* START *

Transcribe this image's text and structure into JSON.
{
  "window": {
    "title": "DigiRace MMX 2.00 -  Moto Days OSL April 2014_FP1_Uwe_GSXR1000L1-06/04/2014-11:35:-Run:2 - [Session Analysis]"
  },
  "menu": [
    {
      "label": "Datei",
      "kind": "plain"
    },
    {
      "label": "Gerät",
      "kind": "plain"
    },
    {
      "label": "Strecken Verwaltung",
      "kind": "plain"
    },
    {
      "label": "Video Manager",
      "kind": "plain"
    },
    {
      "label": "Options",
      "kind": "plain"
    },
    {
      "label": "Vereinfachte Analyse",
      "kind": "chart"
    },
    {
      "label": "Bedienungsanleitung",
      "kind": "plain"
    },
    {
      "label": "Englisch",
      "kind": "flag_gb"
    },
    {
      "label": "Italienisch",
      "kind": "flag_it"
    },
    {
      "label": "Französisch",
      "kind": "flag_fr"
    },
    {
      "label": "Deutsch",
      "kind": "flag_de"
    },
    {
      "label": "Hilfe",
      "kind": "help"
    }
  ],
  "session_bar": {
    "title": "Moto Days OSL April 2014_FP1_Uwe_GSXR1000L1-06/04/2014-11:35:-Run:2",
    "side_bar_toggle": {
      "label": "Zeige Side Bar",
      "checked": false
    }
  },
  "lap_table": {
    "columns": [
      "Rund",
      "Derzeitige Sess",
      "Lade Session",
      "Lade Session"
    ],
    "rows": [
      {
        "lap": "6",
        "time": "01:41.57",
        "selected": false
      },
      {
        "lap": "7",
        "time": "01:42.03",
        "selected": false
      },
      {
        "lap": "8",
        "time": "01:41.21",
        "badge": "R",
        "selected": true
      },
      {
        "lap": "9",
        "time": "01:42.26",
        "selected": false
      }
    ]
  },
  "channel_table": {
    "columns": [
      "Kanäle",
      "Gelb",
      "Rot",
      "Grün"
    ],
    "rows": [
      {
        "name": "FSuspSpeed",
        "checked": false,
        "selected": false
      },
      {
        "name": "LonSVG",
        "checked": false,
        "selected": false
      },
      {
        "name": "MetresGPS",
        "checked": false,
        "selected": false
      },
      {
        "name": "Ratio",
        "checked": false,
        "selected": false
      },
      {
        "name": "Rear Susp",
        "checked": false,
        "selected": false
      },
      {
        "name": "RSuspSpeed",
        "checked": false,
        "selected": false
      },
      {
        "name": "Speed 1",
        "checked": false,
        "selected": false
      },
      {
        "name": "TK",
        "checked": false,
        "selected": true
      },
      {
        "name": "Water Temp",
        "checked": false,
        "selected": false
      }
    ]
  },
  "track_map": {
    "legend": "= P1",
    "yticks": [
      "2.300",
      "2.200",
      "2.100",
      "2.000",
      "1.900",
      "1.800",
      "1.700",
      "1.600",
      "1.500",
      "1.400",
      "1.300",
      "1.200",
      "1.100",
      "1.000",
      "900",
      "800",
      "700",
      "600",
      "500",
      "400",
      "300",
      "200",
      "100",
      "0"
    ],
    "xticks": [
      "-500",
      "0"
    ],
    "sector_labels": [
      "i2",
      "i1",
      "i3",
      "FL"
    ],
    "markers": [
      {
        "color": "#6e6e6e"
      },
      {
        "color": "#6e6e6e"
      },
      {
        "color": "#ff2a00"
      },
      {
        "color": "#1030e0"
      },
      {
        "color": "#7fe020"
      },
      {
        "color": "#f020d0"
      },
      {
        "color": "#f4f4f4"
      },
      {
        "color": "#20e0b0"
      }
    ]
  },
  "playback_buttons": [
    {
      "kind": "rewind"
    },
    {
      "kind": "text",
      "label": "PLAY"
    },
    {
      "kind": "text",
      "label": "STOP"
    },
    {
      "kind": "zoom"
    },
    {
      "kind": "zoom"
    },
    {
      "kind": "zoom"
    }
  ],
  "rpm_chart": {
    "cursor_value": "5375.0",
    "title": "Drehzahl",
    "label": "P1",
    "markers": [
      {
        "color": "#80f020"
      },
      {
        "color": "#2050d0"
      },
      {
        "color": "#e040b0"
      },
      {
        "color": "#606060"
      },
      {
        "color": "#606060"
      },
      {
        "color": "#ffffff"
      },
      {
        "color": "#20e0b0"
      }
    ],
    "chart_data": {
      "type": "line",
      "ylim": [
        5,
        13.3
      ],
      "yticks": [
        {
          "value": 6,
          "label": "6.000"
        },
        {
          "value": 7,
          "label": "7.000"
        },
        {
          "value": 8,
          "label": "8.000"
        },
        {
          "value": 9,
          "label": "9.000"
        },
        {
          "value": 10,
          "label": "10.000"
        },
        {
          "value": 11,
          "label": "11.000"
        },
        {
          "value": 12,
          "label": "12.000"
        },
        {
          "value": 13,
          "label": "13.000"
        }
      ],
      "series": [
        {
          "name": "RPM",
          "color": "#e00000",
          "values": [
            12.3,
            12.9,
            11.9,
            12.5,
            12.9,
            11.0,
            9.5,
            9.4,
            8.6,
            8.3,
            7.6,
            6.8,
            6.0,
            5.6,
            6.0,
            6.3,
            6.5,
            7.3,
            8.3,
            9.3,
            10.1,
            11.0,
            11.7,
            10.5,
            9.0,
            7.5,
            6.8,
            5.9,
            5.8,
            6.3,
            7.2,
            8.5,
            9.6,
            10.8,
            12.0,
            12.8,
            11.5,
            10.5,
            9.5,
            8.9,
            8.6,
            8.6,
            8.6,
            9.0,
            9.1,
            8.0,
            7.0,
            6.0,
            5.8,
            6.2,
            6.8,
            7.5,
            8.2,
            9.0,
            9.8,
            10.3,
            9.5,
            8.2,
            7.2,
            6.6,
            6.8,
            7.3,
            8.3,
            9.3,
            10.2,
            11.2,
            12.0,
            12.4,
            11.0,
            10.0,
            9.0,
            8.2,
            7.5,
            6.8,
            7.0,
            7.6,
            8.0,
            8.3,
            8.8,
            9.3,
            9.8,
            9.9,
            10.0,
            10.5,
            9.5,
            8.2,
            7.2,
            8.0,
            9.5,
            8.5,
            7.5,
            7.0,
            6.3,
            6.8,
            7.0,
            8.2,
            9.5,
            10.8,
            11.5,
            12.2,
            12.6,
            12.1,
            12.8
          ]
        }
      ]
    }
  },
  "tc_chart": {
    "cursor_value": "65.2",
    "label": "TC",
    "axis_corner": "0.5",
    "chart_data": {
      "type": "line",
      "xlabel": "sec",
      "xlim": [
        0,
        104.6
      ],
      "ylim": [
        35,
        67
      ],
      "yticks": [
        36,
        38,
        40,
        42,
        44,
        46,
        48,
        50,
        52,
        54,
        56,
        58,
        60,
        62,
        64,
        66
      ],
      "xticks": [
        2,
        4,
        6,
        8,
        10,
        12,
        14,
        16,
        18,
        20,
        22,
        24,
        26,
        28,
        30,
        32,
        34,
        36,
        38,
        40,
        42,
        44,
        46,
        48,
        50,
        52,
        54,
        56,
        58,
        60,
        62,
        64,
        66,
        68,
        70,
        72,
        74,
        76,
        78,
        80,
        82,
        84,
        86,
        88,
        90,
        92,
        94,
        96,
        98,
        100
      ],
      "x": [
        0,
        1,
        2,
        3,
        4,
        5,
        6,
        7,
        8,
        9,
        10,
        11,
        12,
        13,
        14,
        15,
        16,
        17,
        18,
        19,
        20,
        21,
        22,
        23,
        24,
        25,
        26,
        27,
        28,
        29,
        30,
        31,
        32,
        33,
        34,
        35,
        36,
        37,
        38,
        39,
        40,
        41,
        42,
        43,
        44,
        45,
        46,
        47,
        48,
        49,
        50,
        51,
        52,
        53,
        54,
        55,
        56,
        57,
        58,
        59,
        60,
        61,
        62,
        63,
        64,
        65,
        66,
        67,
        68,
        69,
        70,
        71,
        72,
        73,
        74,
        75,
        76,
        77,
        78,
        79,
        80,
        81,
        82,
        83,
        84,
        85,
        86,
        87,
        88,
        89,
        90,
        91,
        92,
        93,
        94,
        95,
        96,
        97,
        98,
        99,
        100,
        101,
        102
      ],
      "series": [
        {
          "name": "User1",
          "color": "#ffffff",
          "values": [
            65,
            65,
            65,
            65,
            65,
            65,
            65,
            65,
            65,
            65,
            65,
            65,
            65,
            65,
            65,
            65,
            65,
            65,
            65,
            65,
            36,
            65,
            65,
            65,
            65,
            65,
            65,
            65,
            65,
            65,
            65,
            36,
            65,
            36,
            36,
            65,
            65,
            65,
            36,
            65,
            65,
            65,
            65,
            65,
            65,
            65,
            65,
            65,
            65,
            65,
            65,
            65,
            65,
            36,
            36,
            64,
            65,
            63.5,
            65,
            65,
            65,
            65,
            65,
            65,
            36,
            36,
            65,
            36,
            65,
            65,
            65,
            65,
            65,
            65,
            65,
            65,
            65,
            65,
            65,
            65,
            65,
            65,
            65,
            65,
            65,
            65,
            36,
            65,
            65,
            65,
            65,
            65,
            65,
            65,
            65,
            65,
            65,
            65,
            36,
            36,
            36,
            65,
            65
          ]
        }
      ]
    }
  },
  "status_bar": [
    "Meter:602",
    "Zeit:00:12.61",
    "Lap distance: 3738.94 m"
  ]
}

* END *

■ **Exercise**: Counting only lines of the data above that hold "name", report the total and nothing else.

■ **Solution to this task**: 11